>> begin

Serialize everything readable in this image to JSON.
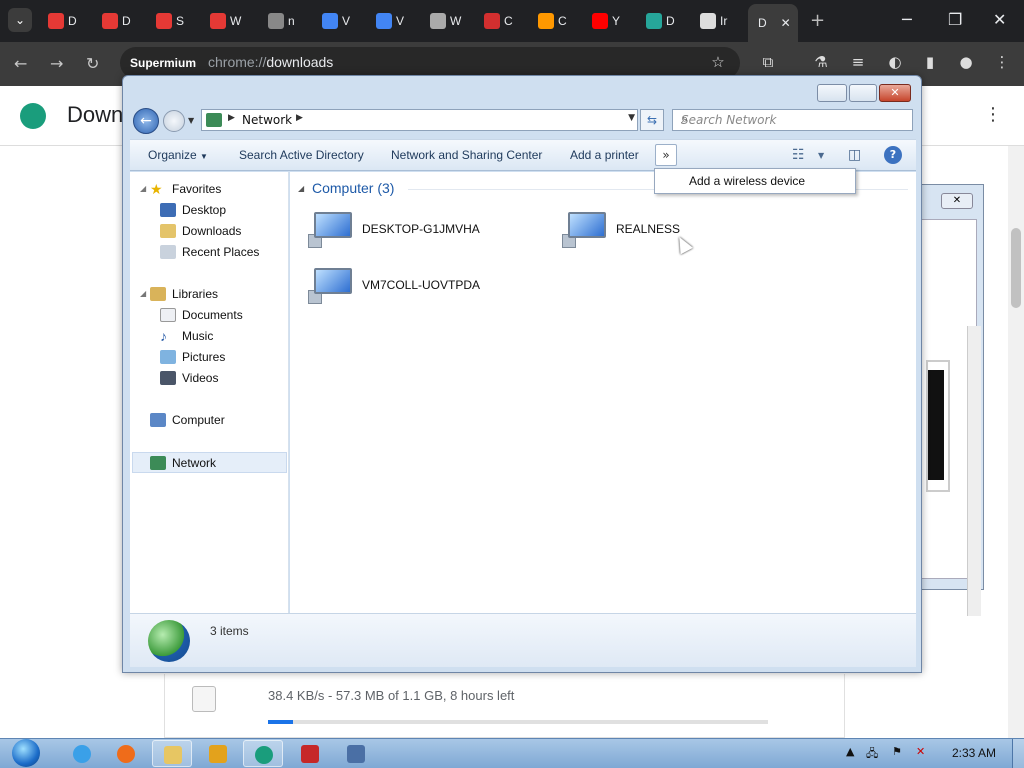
{
  "chrome": {
    "tabs": [
      {
        "letter": "D",
        "color": "#e53935"
      },
      {
        "letter": "D",
        "color": "#e53935"
      },
      {
        "letter": "S",
        "color": "#e53935"
      },
      {
        "letter": "W",
        "color": "#e53935"
      },
      {
        "letter": "n",
        "color": "#888888"
      },
      {
        "letter": "V",
        "color": "#4285f4"
      },
      {
        "letter": "V",
        "color": "#4285f4"
      },
      {
        "letter": "W",
        "color": "#aaaaaa"
      },
      {
        "letter": "C",
        "color": "#d32f2f"
      },
      {
        "letter": "C",
        "color": "#ff9800"
      },
      {
        "letter": "Y",
        "color": "#ff0000"
      },
      {
        "letter": "D",
        "color": "#26a69a"
      },
      {
        "letter": "Ir",
        "color": "#dddddd"
      }
    ],
    "active_tab": {
      "letter": "D",
      "close": "✕"
    },
    "new_tab": "+",
    "window_buttons": {
      "minimize": "─",
      "restore": "❐",
      "close": "✕"
    },
    "omnibox": {
      "chip": "Supermium",
      "scheme": "chrome://",
      "path": "downloads"
    },
    "toolbar_icons": [
      "star-icon",
      "extension-icon",
      "labs-icon",
      "media-icon",
      "profile-sync-icon",
      "sidepanel-icon",
      "account-icon",
      "menu-icon"
    ]
  },
  "downloads_page": {
    "title": "Down",
    "status_text": "38.4 KB/s - 57.3 MB of 1.1 GB, 8 hours left",
    "progress_fraction": 0.05
  },
  "explorer": {
    "address": {
      "root": "Network"
    },
    "search_placeholder": "Search Network",
    "commands": {
      "organize": "Organize",
      "search_ad": "Search Active Directory",
      "network_center": "Network and Sharing Center",
      "add_printer": "Add a printer",
      "overflow": "»"
    },
    "overflow_menu": {
      "item": "Add a wireless device"
    },
    "nav": {
      "favorites": "Favorites",
      "desktop": "Desktop",
      "downloads": "Downloads",
      "recent": "Recent Places",
      "libraries": "Libraries",
      "documents": "Documents",
      "music": "Music",
      "pictures": "Pictures",
      "videos": "Videos",
      "computer": "Computer",
      "network": "Network"
    },
    "group": {
      "header": "Computer (3)"
    },
    "computers": [
      "DESKTOP-G1JMVHA",
      "REALNESS",
      "VM7COLL-UOVTPDA"
    ],
    "details": {
      "count": "3 items"
    }
  },
  "taskbar": {
    "clock": "2:33 AM"
  }
}
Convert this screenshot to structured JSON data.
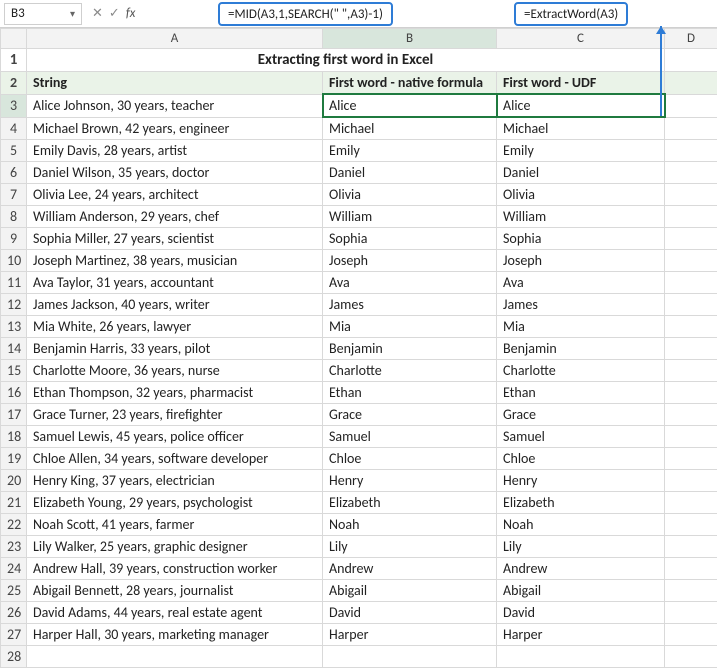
{
  "nameBox": "B3",
  "formula1": "=MID(A3,1,SEARCH(\" \",A3)-1)",
  "formula2": "=ExtractWord(A3)",
  "colHeads": {
    "A": "A",
    "B": "B",
    "C": "C",
    "D": "D"
  },
  "title": "Extracting first word in Excel",
  "headers": {
    "A": "String",
    "B": "First word - native formula",
    "C": "First word - UDF"
  },
  "rows": [
    {
      "n": "3",
      "a": "Alice Johnson, 30 years, teacher",
      "b": "Alice",
      "c": "Alice"
    },
    {
      "n": "4",
      "a": "Michael Brown, 42 years, engineer",
      "b": "Michael",
      "c": "Michael"
    },
    {
      "n": "5",
      "a": "Emily Davis, 28 years, artist",
      "b": "Emily",
      "c": "Emily"
    },
    {
      "n": "6",
      "a": "Daniel Wilson, 35 years, doctor",
      "b": "Daniel",
      "c": "Daniel"
    },
    {
      "n": "7",
      "a": "Olivia Lee, 24 years, architect",
      "b": "Olivia",
      "c": "Olivia"
    },
    {
      "n": "8",
      "a": "William Anderson, 29 years, chef",
      "b": "William",
      "c": "William"
    },
    {
      "n": "9",
      "a": "Sophia Miller, 27 years, scientist",
      "b": "Sophia",
      "c": "Sophia"
    },
    {
      "n": "10",
      "a": "Joseph Martinez, 38 years, musician",
      "b": "Joseph",
      "c": "Joseph"
    },
    {
      "n": "11",
      "a": "Ava Taylor, 31 years, accountant",
      "b": "Ava",
      "c": "Ava"
    },
    {
      "n": "12",
      "a": "James Jackson, 40 years, writer",
      "b": "James",
      "c": "James"
    },
    {
      "n": "13",
      "a": "Mia White, 26 years, lawyer",
      "b": "Mia",
      "c": "Mia"
    },
    {
      "n": "14",
      "a": "Benjamin Harris, 33 years, pilot",
      "b": "Benjamin",
      "c": "Benjamin"
    },
    {
      "n": "15",
      "a": "Charlotte Moore, 36 years, nurse",
      "b": "Charlotte",
      "c": "Charlotte"
    },
    {
      "n": "16",
      "a": "Ethan Thompson, 32 years, pharmacist",
      "b": "Ethan",
      "c": "Ethan"
    },
    {
      "n": "17",
      "a": "Grace Turner, 23 years, firefighter",
      "b": "Grace",
      "c": "Grace"
    },
    {
      "n": "18",
      "a": "Samuel Lewis, 45 years, police officer",
      "b": "Samuel",
      "c": "Samuel"
    },
    {
      "n": "19",
      "a": "Chloe Allen, 34 years, software developer",
      "b": "Chloe",
      "c": "Chloe"
    },
    {
      "n": "20",
      "a": "Henry King, 37 years, electrician",
      "b": "Henry",
      "c": "Henry"
    },
    {
      "n": "21",
      "a": "Elizabeth Young, 29 years, psychologist",
      "b": "Elizabeth",
      "c": "Elizabeth"
    },
    {
      "n": "22",
      "a": "Noah Scott, 41 years, farmer",
      "b": "Noah",
      "c": "Noah"
    },
    {
      "n": "23",
      "a": "Lily Walker, 25 years, graphic designer",
      "b": "Lily",
      "c": "Lily"
    },
    {
      "n": "24",
      "a": "Andrew Hall, 39 years, construction worker",
      "b": "Andrew",
      "c": "Andrew"
    },
    {
      "n": "25",
      "a": "Abigail Bennett, 28 years, journalist",
      "b": "Abigail",
      "c": "Abigail"
    },
    {
      "n": "26",
      "a": "David Adams, 44 years, real estate agent",
      "b": "David",
      "c": "David"
    },
    {
      "n": "27",
      "a": "Harper Hall, 30 years, marketing manager",
      "b": "Harper",
      "c": "Harper"
    }
  ],
  "emptyRow": "28"
}
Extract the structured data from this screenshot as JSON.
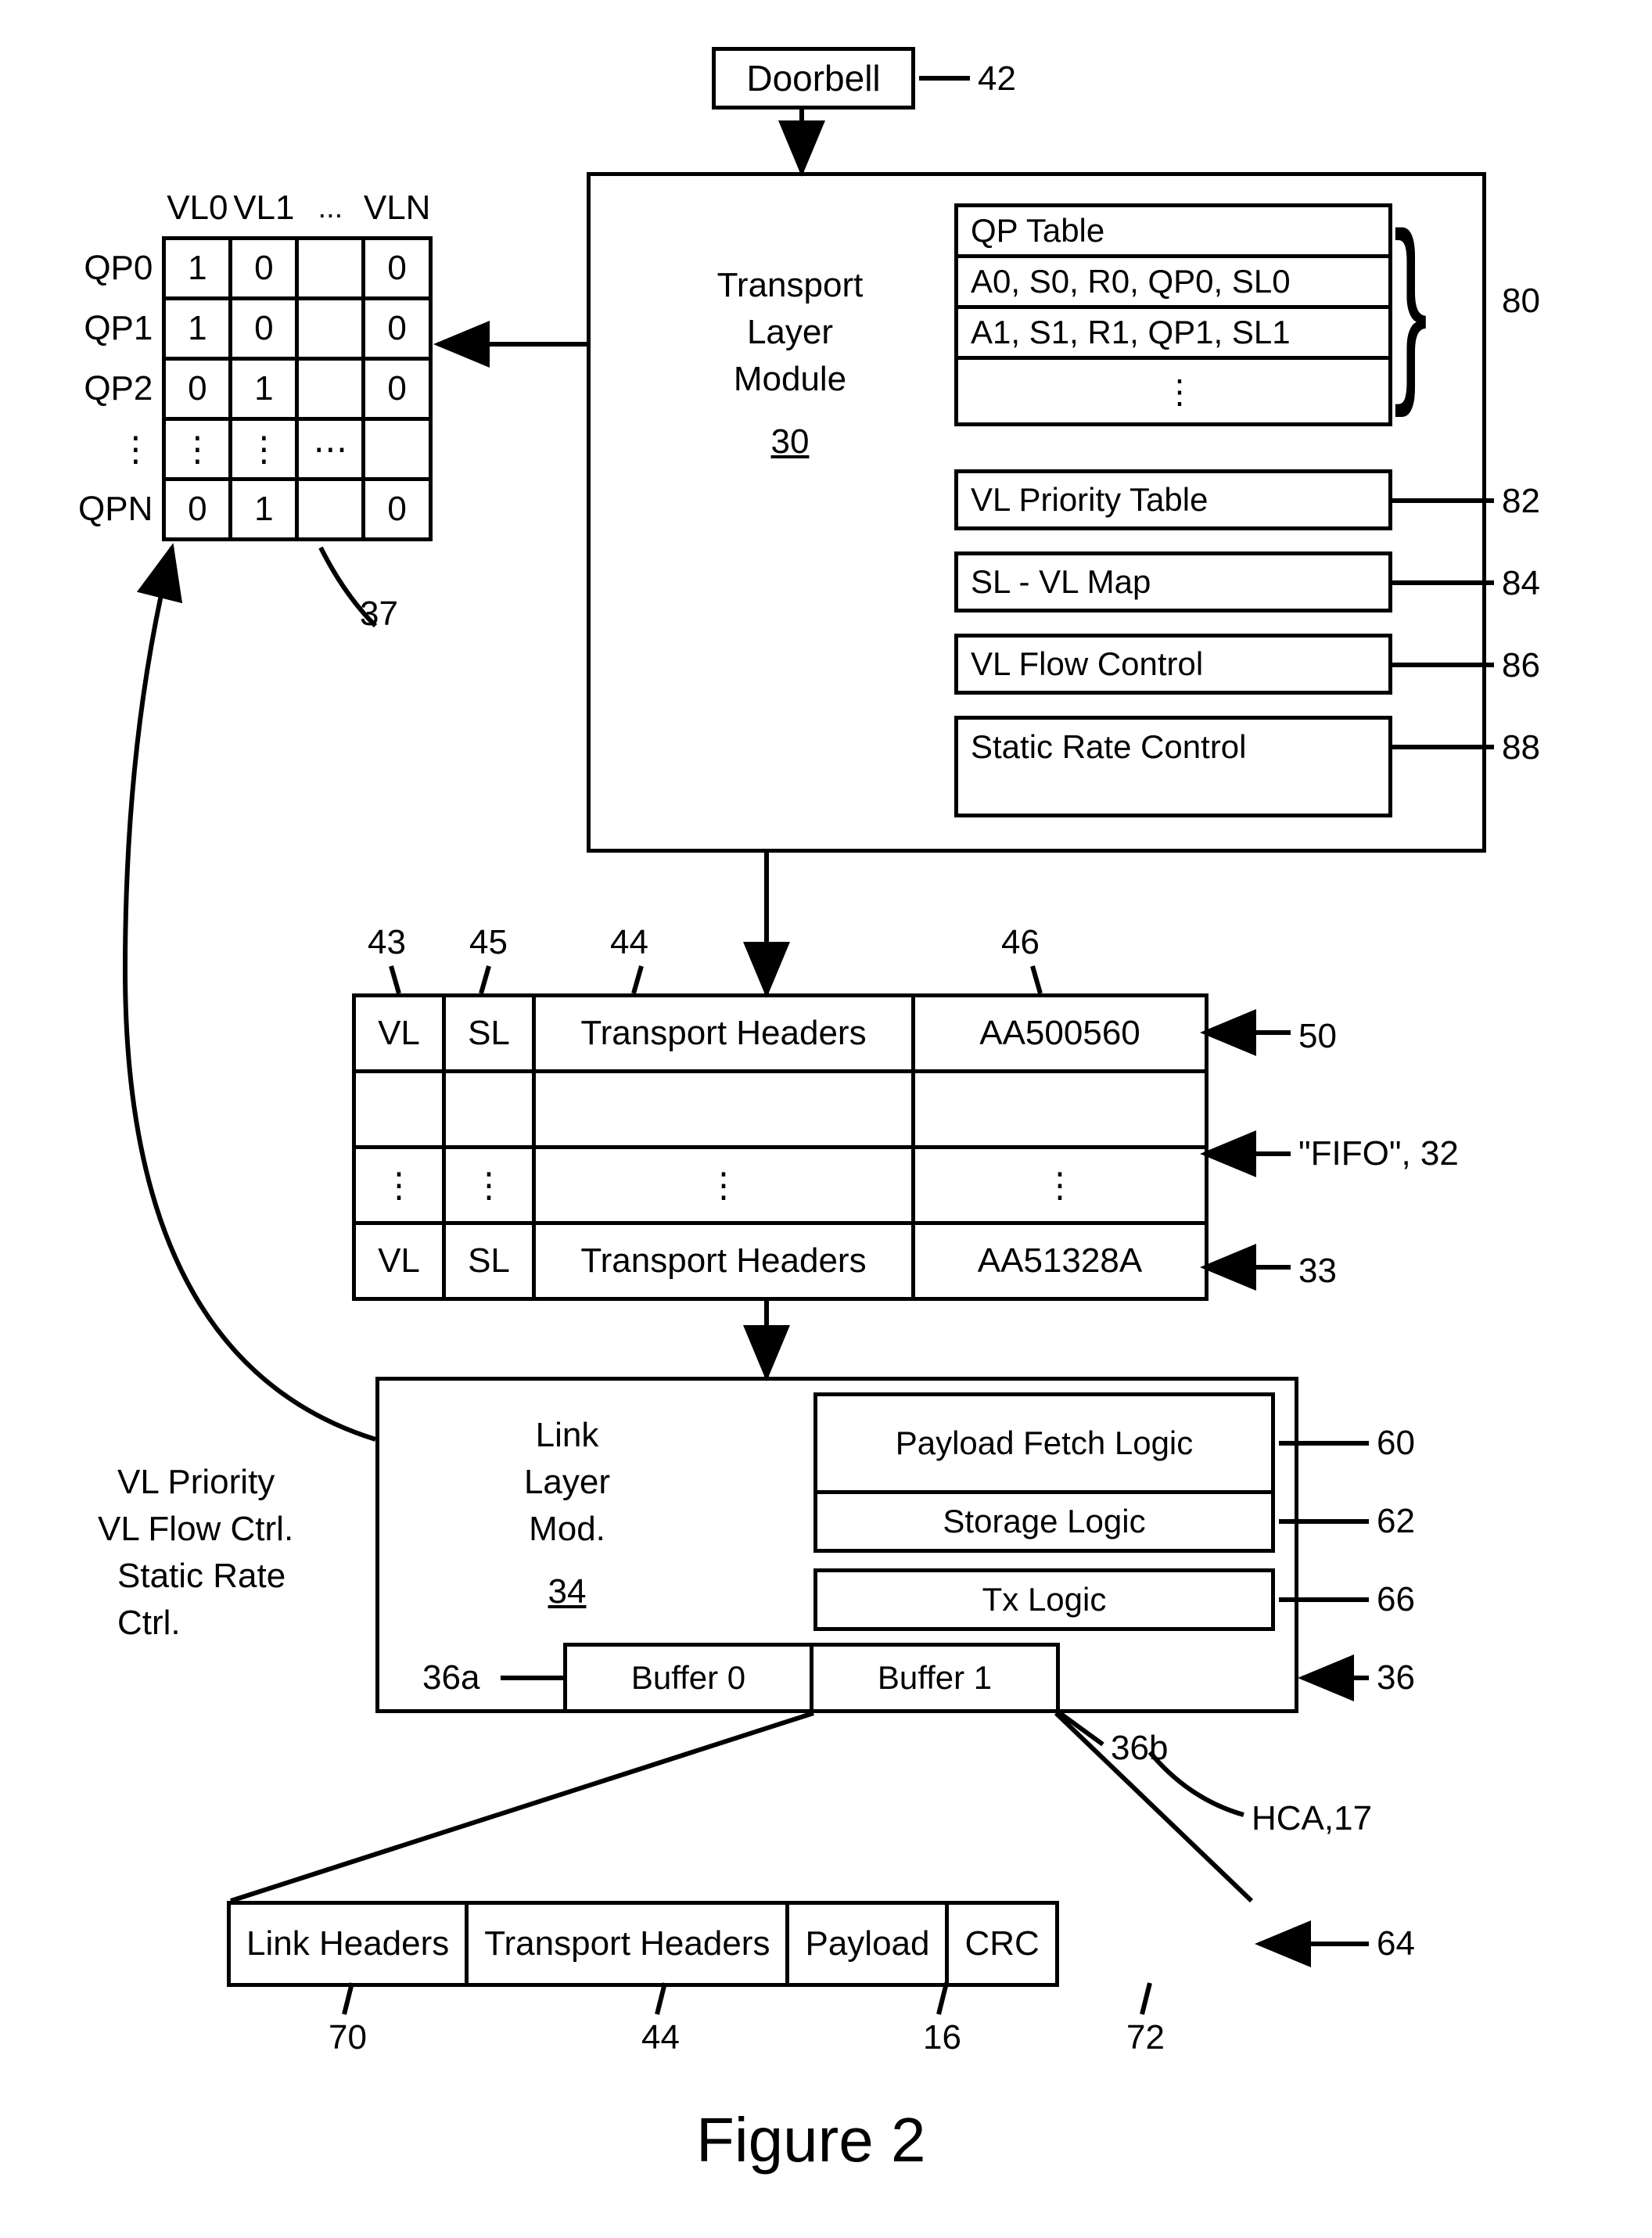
{
  "doorbell": {
    "label": "Doorbell",
    "ref": "42"
  },
  "transport_module": {
    "title1": "Transport",
    "title2": "Layer",
    "title3": "Module",
    "ref": "30"
  },
  "qp_matrix": {
    "ref": "37",
    "col_headers": [
      "VL0",
      "VL1",
      "...",
      "VLN"
    ],
    "rows": [
      {
        "label": "QP0",
        "cells": [
          "1",
          "0",
          "",
          "0"
        ]
      },
      {
        "label": "QP1",
        "cells": [
          "1",
          "0",
          "",
          "0"
        ]
      },
      {
        "label": "QP2",
        "cells": [
          "0",
          "1",
          "",
          "0"
        ]
      },
      {
        "label": "⋮",
        "cells": [
          "⋮",
          "⋮",
          "⋯",
          ""
        ]
      },
      {
        "label": "QPN",
        "cells": [
          "0",
          "1",
          "",
          "0"
        ]
      }
    ]
  },
  "tables": {
    "qp_table": {
      "title": "QP Table",
      "rows": [
        "A0, S0, R0, QP0, SL0",
        "A1, S1, R1, QP1, SL1",
        "⋮"
      ],
      "ref": "80"
    },
    "vl_priority": {
      "label": "VL Priority Table",
      "ref": "82"
    },
    "sl_vl_map": {
      "label": "SL - VL Map",
      "ref": "84"
    },
    "vl_flow": {
      "label": "VL Flow Control",
      "ref": "86"
    },
    "static_rate": {
      "label": "Static Rate Control",
      "ref": "88"
    }
  },
  "fifo": {
    "ref_group": "\"FIFO\", 32",
    "ref_top": "50",
    "ref_bottom": "33",
    "col_refs": {
      "vl": "43",
      "sl": "45",
      "th": "44",
      "addr": "46"
    },
    "rows": [
      {
        "vl": "VL",
        "sl": "SL",
        "th": "Transport Headers",
        "addr": "AA500560"
      },
      {
        "vl": "",
        "sl": "",
        "th": "",
        "addr": ""
      },
      {
        "vl": "⋮",
        "sl": "⋮",
        "th": "⋮",
        "addr": "⋮"
      },
      {
        "vl": "VL",
        "sl": "SL",
        "th": "Transport Headers",
        "addr": "AA51328A"
      }
    ]
  },
  "link_module": {
    "title1": "Link",
    "title2": "Layer",
    "title3": "Mod.",
    "ref": "34",
    "side_label1": "VL Priority",
    "side_label2": "VL Flow Ctrl.",
    "side_label3": "Static Rate",
    "side_label4": "Ctrl.",
    "payload_fetch": {
      "label": "Payload Fetch Logic",
      "ref": "60"
    },
    "storage": {
      "label": "Storage Logic",
      "ref": "62"
    },
    "tx": {
      "label": "Tx Logic",
      "ref": "66"
    },
    "buffers": {
      "b0": "Buffer 0",
      "b1": "Buffer 1",
      "ref0": "36a",
      "ref1": "36b",
      "ref_group": "36"
    },
    "hca_ref": "HCA,17"
  },
  "packet": {
    "ref": "64",
    "cells": [
      {
        "label": "Link Headers",
        "ref": "70"
      },
      {
        "label": "Transport Headers",
        "ref": "44"
      },
      {
        "label": "Payload",
        "ref": "16"
      },
      {
        "label": "CRC",
        "ref": "72"
      }
    ]
  },
  "figure_label": "Figure 2"
}
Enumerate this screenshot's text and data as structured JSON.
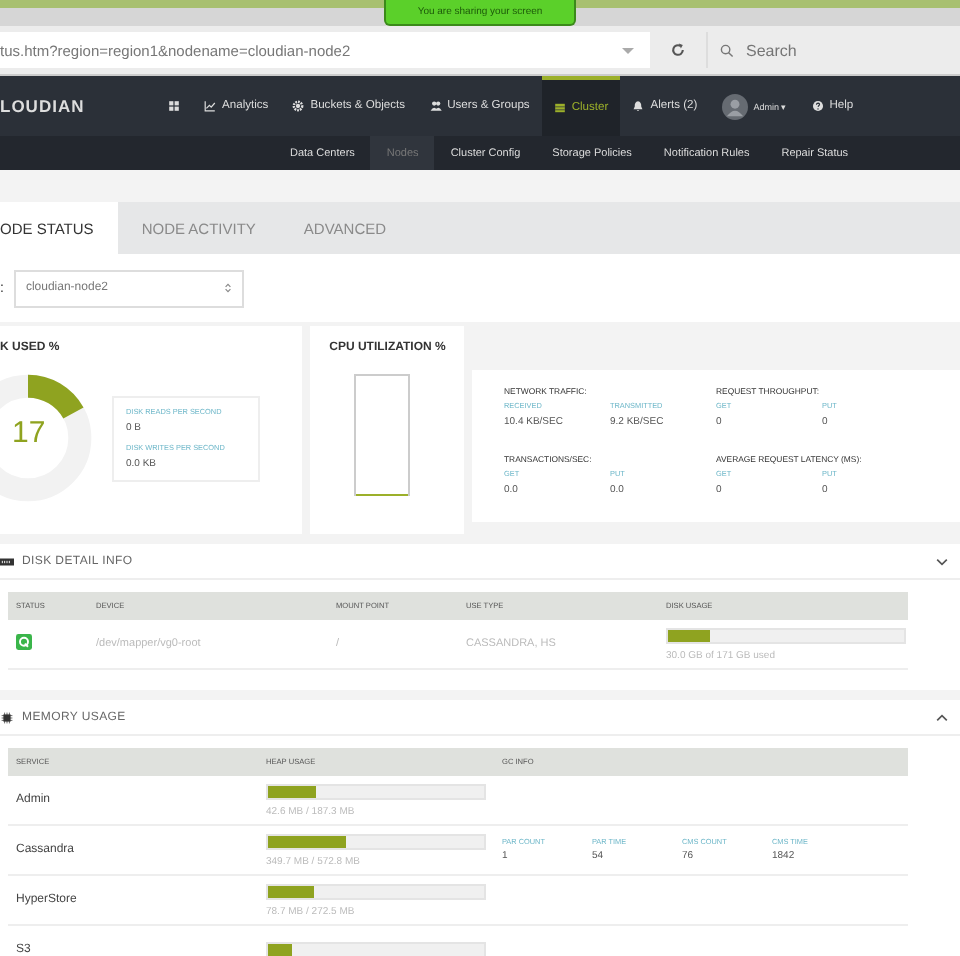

>> end

* [PROBLEM DESCRIPTION]:
Count how many lines in the data contain the word "Joseph", giving the number without comment.

* [TASK RESPONSE]:
3